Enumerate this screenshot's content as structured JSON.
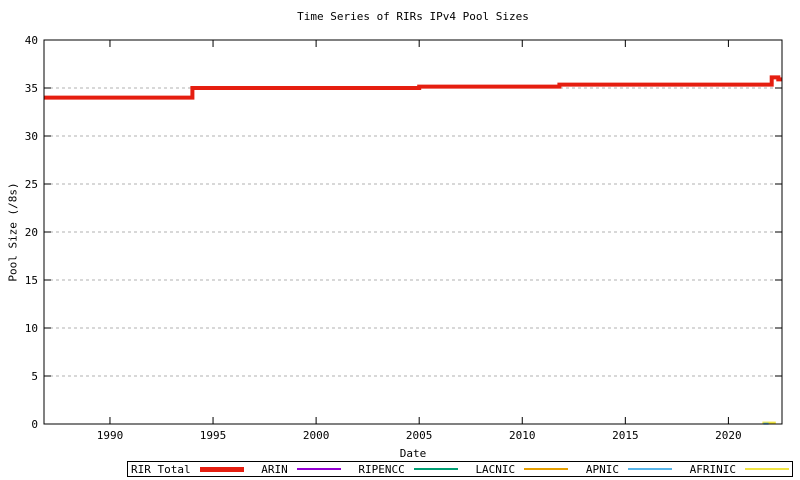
{
  "title": "Time Series of RIRs IPv4 Pool Sizes",
  "chart_data": {
    "type": "line",
    "subtype": "step-time-series",
    "title": "Time Series of RIRs IPv4 Pool Sizes",
    "xlabel": "Date",
    "ylabel": "Pool Size (/8s)",
    "xlim": [
      1986.8,
      2022.6
    ],
    "ylim": [
      0,
      40
    ],
    "xticks": [
      1990,
      1995,
      2000,
      2005,
      2010,
      2015,
      2020
    ],
    "yticks": [
      0,
      5,
      10,
      15,
      20,
      25,
      30,
      35,
      40
    ],
    "grid": "horizontal-dashed",
    "legend_position": "bottom-outside",
    "series": [
      {
        "name": "RIR Total",
        "color": "#e51e10",
        "line_width": 4,
        "points": [
          [
            1986.8,
            34
          ],
          [
            1994.0,
            34
          ],
          [
            1994.0,
            35
          ],
          [
            2005.0,
            35
          ],
          [
            2005.0,
            35.15
          ],
          [
            2011.8,
            35.15
          ],
          [
            2011.8,
            35.35
          ],
          [
            2022.1,
            35.35
          ],
          [
            2022.1,
            36.1
          ],
          [
            2022.42,
            36.1
          ],
          [
            2022.42,
            35.9
          ],
          [
            2022.6,
            35.9
          ]
        ]
      },
      {
        "name": "ARIN",
        "color": "#9400d3",
        "line_width": 2,
        "points": []
      },
      {
        "name": "RIPENCC",
        "color": "#009e73",
        "line_width": 2,
        "points": []
      },
      {
        "name": "LACNIC",
        "color": "#e69f00",
        "line_width": 2,
        "points": []
      },
      {
        "name": "APNIC",
        "color": "#56b4e9",
        "line_width": 2,
        "points": [
          [
            2021.7,
            0.03
          ],
          [
            2021.95,
            0.03
          ]
        ]
      },
      {
        "name": "AFRINIC",
        "color": "#f0e442",
        "line_width": 2,
        "points": [
          [
            2021.65,
            0.15
          ],
          [
            2022.3,
            0.15
          ]
        ]
      }
    ]
  },
  "legend": {
    "entries": [
      {
        "label": "RIR Total",
        "color": "#e51e10",
        "sample_height": 5
      },
      {
        "label": "ARIN",
        "color": "#9400d3",
        "sample_height": 2
      },
      {
        "label": "RIPENCC",
        "color": "#009e73",
        "sample_height": 2
      },
      {
        "label": "LACNIC",
        "color": "#e69f00",
        "sample_height": 2
      },
      {
        "label": "APNIC",
        "color": "#56b4e9",
        "sample_height": 2
      },
      {
        "label": "AFRINIC",
        "color": "#f0e442",
        "sample_height": 2
      }
    ]
  },
  "colors": {
    "background": "#ffffff",
    "axis": "#000000",
    "grid": "#b0b0b0",
    "text": "#000000"
  }
}
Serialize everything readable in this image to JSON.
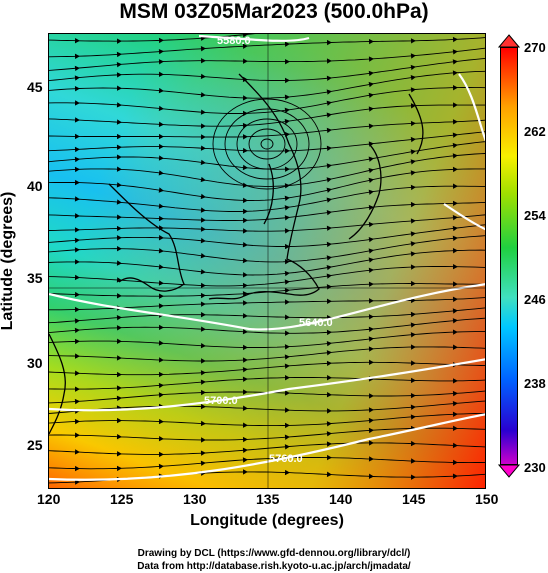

+++

Leave out the pictures and copy everything else in the records word for word.

- [CORRECT RESULT]:
Enumerate this screenshot's content as structured JSON.
{
  "title": "Time Series of RIRs IPv4 Pool Sizes",
  "chart_data": {
    "type": "line",
    "subtype": "step-time-series",
    "title": "Time Series of RIRs IPv4 Pool Sizes",
    "xlabel": "Date",
    "ylabel": "Pool Size (/8s)",
    "xlim": [
      1986.8,
      2022.6
    ],
    "ylim": [
      0,
      40
    ],
    "xticks": [
      1990,
      1995,
      2000,
      2005,
      2010,
      2015,
      2020
    ],
    "yticks": [
      0,
      5,
      10,
      15,
      20,
      25,
      30,
      35,
      40
    ],
    "grid": "horizontal-dashed",
    "legend_position": "bottom-outside",
    "series": [
      {
        "name": "RIR Total",
        "color": "#e51e10",
        "line_width": 4,
        "points": [
          [
            1986.8,
            34
          ],
          [
            1994.0,
            34
          ],
          [
            1994.0,
            35
          ],
          [
            2005.0,
            35
          ],
          [
            2005.0,
            35.15
          ],
          [
            2011.8,
            35.15
          ],
          [
            2011.8,
            35.35
          ],
          [
            2022.1,
            35.35
          ],
          [
            2022.1,
            36.1
          ],
          [
            2022.42,
            36.1
          ],
          [
            2022.42,
            35.9
          ],
          [
            2022.6,
            35.9
          ]
        ]
      },
      {
        "name": "ARIN",
        "color": "#9400d3",
        "line_width": 2,
        "points": []
      },
      {
        "name": "RIPENCC",
        "color": "#009e73",
        "line_width": 2,
        "points": []
      },
      {
        "name": "LACNIC",
        "color": "#e69f00",
        "line_width": 2,
        "points": []
      },
      {
        "name": "APNIC",
        "color": "#56b4e9",
        "line_width": 2,
        "points": [
          [
            2021.7,
            0.03
          ],
          [
            2021.95,
            0.03
          ]
        ]
      },
      {
        "name": "AFRINIC",
        "color": "#f0e442",
        "line_width": 2,
        "points": [
          [
            2021.65,
            0.15
          ],
          [
            2022.3,
            0.15
          ]
        ]
      }
    ]
  },
  "legend": {
    "entries": [
      {
        "label": "RIR Total",
        "color": "#e51e10",
        "sample_height": 5
      },
      {
        "label": "ARIN",
        "color": "#9400d3",
        "sample_height": 2
      },
      {
        "label": "RIPENCC",
        "color": "#009e73",
        "sample_height": 2
      },
      {
        "label": "LACNIC",
        "color": "#e69f00",
        "sample_height": 2
      },
      {
        "label": "APNIC",
        "color": "#56b4e9",
        "sample_height": 2
      },
      {
        "label": "AFRINIC",
        "color": "#f0e442",
        "sample_height": 2
      }
    ]
  },
  "colors": {
    "background": "#ffffff",
    "axis": "#000000",
    "grid": "#b0b0b0",
    "text": "#000000"
  }
}
Serialize everything readable in this image to JSON.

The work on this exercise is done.